**Exercise**. Restate the full listing word for word and leave the pictures out.

=== Records supplied ===

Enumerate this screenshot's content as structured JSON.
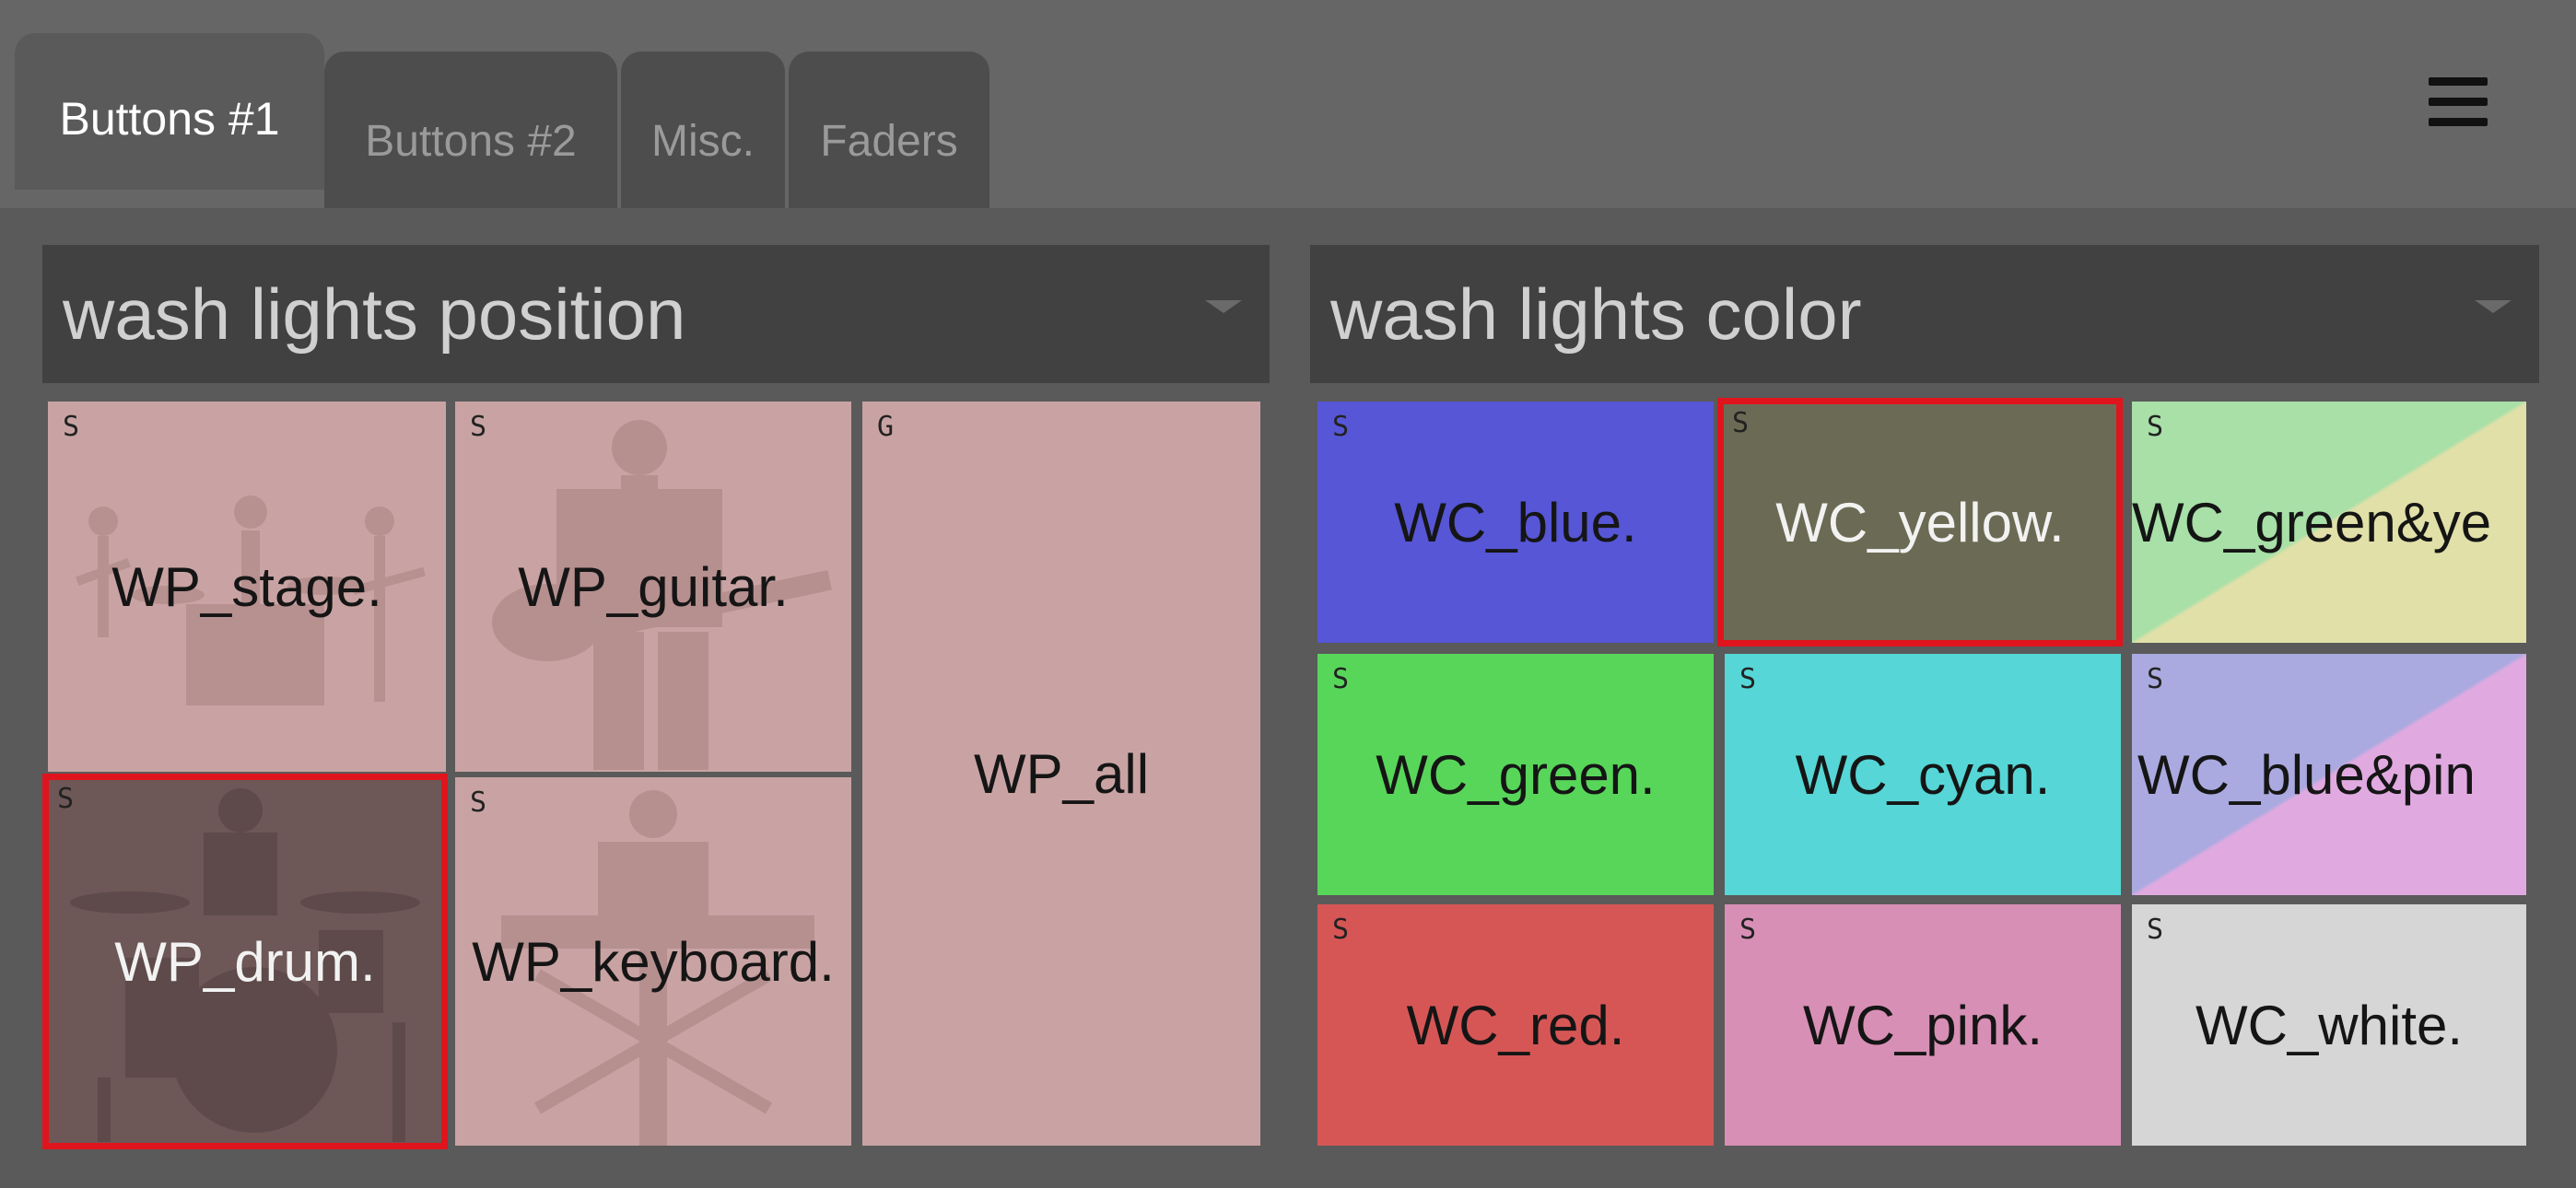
{
  "tabs": [
    {
      "label": "Buttons #1",
      "active": true
    },
    {
      "label": "Buttons #2",
      "active": false
    },
    {
      "label": "Misc.",
      "active": false
    },
    {
      "label": "Faders",
      "active": false
    }
  ],
  "menu_icon": "hamburger-menu-icon",
  "position_panel": {
    "title": "wash lights position",
    "buttons": [
      {
        "label": "WP_stage.",
        "indicator": "S",
        "image": "band-stage-silhouette",
        "color": "#c9a3a3"
      },
      {
        "label": "WP_guitar.",
        "indicator": "S",
        "image": "guitarist-silhouette",
        "color": "#c9a3a3"
      },
      {
        "label": "WP_all",
        "indicator": "G",
        "color": "#c9a3a3"
      },
      {
        "label": "WP_drum.",
        "indicator": "S",
        "image": "drum-kit-silhouette",
        "color": "#6d5757",
        "selected": true
      },
      {
        "label": "WP_keyboard.",
        "indicator": "S",
        "image": "keyboardist-silhouette",
        "color": "#c9a3a3"
      }
    ]
  },
  "color_panel": {
    "title": "wash lights color",
    "buttons": [
      {
        "label": "WC_blue.",
        "indicator": "S",
        "color": "#5656d6"
      },
      {
        "label": "WC_yellow.",
        "indicator": "S",
        "color": "#6b6b55",
        "selected": true
      },
      {
        "label": "WC_green&ye",
        "indicator": "S",
        "color": "#a8e0a8",
        "color2": "#e0e0a8"
      },
      {
        "label": "WC_green.",
        "indicator": "S",
        "color": "#58d65a"
      },
      {
        "label": "WC_cyan.",
        "indicator": "S",
        "color": "#56d6d6"
      },
      {
        "label": "WC_blue&pin",
        "indicator": "S",
        "color": "#aaaae0",
        "color2": "#e0aae0"
      },
      {
        "label": "WC_red.",
        "indicator": "S",
        "color": "#d65656"
      },
      {
        "label": "WC_pink.",
        "indicator": "S",
        "color": "#d88fb5"
      },
      {
        "label": "WC_white.",
        "indicator": "S",
        "color": "#d6d6d6"
      }
    ]
  }
}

===

**Expected answer**.
Enumerate this screenshot's content as structured JSON.
{
  "tabs": [
    {
      "label": "Buttons #1",
      "active": true
    },
    {
      "label": "Buttons #2",
      "active": false
    },
    {
      "label": "Misc.",
      "active": false
    },
    {
      "label": "Faders",
      "active": false
    }
  ],
  "menu_icon": "hamburger-menu-icon",
  "position_panel": {
    "title": "wash lights position",
    "buttons": [
      {
        "label": "WP_stage.",
        "indicator": "S",
        "image": "band-stage-silhouette",
        "color": "#c9a3a3"
      },
      {
        "label": "WP_guitar.",
        "indicator": "S",
        "image": "guitarist-silhouette",
        "color": "#c9a3a3"
      },
      {
        "label": "WP_all",
        "indicator": "G",
        "color": "#c9a3a3"
      },
      {
        "label": "WP_drum.",
        "indicator": "S",
        "image": "drum-kit-silhouette",
        "color": "#6d5757",
        "selected": true
      },
      {
        "label": "WP_keyboard.",
        "indicator": "S",
        "image": "keyboardist-silhouette",
        "color": "#c9a3a3"
      }
    ]
  },
  "color_panel": {
    "title": "wash lights color",
    "buttons": [
      {
        "label": "WC_blue.",
        "indicator": "S",
        "color": "#5656d6"
      },
      {
        "label": "WC_yellow.",
        "indicator": "S",
        "color": "#6b6b55",
        "selected": true
      },
      {
        "label": "WC_green&ye",
        "indicator": "S",
        "color": "#a8e0a8",
        "color2": "#e0e0a8"
      },
      {
        "label": "WC_green.",
        "indicator": "S",
        "color": "#58d65a"
      },
      {
        "label": "WC_cyan.",
        "indicator": "S",
        "color": "#56d6d6"
      },
      {
        "label": "WC_blue&pin",
        "indicator": "S",
        "color": "#aaaae0",
        "color2": "#e0aae0"
      },
      {
        "label": "WC_red.",
        "indicator": "S",
        "color": "#d65656"
      },
      {
        "label": "WC_pink.",
        "indicator": "S",
        "color": "#d88fb5"
      },
      {
        "label": "WC_white.",
        "indicator": "S",
        "color": "#d6d6d6"
      }
    ]
  }
}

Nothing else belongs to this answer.